Aim of the task
Scan the entries below for the word "Autres". Copy each line that has it.

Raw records
· · · · · · ·
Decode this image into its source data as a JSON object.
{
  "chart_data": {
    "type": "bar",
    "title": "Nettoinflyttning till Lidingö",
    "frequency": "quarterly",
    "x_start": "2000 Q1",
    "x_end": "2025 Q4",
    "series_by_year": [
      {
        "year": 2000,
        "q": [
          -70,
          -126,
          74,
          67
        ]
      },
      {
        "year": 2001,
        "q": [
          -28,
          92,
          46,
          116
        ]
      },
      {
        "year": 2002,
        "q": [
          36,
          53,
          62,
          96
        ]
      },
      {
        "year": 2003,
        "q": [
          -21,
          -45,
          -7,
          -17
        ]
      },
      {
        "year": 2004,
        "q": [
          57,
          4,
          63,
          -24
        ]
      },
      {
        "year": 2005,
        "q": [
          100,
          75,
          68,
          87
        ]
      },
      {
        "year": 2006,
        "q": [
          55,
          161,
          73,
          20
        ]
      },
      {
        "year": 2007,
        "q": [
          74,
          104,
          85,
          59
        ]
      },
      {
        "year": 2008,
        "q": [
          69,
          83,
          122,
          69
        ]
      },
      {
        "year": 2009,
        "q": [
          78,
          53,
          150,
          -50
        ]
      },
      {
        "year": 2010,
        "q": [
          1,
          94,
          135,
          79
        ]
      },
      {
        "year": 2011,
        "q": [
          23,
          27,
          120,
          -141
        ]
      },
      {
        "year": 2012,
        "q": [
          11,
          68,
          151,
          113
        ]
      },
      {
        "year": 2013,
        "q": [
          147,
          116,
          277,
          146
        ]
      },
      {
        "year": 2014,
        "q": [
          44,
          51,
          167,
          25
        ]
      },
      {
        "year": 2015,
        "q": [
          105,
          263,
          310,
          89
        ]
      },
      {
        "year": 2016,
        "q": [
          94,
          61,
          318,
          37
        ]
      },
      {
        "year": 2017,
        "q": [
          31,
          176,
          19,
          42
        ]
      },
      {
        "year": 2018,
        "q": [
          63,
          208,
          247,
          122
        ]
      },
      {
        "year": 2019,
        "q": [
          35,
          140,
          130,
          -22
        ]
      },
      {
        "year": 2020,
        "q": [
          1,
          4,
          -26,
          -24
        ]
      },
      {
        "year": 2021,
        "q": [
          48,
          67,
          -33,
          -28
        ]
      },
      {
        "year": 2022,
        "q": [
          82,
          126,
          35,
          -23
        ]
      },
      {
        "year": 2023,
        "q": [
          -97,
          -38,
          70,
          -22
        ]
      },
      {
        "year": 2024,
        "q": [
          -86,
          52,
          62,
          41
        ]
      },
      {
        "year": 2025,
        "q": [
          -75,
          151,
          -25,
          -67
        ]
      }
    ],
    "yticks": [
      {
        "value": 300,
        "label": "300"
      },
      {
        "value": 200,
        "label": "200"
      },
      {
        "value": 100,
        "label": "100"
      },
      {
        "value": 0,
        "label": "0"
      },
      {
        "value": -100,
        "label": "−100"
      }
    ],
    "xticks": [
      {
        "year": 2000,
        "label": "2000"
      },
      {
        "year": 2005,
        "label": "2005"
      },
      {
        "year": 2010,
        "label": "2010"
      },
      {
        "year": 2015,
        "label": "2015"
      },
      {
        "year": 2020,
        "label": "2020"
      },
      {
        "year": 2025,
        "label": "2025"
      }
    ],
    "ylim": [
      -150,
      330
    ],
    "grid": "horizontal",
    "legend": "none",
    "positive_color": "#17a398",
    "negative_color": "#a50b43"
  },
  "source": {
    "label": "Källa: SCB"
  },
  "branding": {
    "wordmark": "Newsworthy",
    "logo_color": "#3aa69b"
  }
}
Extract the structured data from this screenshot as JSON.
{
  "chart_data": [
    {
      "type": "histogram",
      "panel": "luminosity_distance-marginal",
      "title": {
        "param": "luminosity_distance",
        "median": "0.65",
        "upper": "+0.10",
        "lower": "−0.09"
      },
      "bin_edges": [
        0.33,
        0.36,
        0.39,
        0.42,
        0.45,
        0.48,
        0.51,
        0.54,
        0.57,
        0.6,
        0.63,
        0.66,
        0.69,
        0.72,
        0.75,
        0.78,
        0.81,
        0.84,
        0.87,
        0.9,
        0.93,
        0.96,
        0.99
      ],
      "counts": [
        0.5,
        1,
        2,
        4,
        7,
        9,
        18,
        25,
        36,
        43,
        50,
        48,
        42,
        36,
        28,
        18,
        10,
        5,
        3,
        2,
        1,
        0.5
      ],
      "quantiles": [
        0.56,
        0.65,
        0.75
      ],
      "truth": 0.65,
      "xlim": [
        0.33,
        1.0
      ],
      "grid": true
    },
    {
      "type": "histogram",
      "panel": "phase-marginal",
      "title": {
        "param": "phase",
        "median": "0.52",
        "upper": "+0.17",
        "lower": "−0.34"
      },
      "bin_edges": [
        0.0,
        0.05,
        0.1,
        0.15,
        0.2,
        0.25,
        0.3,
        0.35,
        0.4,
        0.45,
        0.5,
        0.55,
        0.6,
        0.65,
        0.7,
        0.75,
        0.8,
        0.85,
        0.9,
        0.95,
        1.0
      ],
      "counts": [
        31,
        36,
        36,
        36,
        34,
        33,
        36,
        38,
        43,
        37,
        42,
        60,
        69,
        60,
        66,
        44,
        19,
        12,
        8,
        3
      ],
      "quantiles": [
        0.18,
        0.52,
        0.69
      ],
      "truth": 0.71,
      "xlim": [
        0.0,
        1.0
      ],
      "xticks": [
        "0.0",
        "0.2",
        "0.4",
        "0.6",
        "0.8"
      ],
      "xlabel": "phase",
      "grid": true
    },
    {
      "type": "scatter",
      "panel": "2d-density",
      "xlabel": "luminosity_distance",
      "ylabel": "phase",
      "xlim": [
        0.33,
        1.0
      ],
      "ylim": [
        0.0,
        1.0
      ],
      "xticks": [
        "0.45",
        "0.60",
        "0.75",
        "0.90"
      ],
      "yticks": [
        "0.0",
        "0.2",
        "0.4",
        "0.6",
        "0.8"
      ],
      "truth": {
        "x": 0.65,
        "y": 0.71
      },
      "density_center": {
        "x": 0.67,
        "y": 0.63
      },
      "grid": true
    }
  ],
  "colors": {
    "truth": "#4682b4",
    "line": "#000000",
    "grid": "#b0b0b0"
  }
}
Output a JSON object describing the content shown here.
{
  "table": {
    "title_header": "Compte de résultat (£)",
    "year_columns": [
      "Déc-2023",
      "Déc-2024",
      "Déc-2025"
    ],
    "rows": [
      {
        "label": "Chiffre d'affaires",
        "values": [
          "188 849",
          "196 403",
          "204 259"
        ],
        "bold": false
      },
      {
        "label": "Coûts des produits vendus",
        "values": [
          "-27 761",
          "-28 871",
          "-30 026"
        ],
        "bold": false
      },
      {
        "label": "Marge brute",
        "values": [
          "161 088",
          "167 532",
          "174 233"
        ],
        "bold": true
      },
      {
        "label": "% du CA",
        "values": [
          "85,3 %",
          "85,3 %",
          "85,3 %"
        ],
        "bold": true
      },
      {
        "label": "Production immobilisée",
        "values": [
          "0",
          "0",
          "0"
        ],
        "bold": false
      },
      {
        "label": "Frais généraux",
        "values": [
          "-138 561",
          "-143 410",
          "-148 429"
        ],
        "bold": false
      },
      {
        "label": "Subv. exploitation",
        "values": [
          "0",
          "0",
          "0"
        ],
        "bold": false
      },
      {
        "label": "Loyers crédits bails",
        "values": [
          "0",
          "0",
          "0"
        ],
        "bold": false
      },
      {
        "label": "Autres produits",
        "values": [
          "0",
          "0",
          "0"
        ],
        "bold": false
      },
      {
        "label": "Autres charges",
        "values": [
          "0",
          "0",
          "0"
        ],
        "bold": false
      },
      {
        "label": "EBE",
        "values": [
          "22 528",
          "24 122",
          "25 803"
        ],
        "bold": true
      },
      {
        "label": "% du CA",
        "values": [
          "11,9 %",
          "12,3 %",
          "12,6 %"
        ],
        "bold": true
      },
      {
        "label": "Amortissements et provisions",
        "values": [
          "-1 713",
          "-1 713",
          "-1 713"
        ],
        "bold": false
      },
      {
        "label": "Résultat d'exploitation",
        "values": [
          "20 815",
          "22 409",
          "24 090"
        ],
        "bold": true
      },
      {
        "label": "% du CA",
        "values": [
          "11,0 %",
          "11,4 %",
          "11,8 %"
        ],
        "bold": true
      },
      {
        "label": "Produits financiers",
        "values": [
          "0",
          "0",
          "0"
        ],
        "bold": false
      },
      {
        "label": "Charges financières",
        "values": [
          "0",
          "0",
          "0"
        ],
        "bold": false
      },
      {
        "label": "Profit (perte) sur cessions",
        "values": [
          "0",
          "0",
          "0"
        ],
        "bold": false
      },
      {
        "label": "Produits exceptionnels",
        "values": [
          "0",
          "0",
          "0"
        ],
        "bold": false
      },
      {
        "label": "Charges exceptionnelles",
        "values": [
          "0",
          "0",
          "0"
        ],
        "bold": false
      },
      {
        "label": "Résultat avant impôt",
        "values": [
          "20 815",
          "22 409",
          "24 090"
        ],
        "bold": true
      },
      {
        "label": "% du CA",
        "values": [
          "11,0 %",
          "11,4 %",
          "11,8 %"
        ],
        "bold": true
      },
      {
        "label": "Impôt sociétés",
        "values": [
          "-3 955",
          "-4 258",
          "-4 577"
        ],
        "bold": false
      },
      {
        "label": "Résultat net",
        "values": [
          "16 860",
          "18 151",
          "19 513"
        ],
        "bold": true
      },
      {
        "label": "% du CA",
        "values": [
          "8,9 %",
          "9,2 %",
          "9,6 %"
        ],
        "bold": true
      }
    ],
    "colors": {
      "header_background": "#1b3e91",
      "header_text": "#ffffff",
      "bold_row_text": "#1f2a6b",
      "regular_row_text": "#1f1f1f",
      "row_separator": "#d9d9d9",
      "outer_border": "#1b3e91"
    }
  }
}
· · · · · · ·
Task solution
        "label": "Autres produits",
        "label": "Autres charges",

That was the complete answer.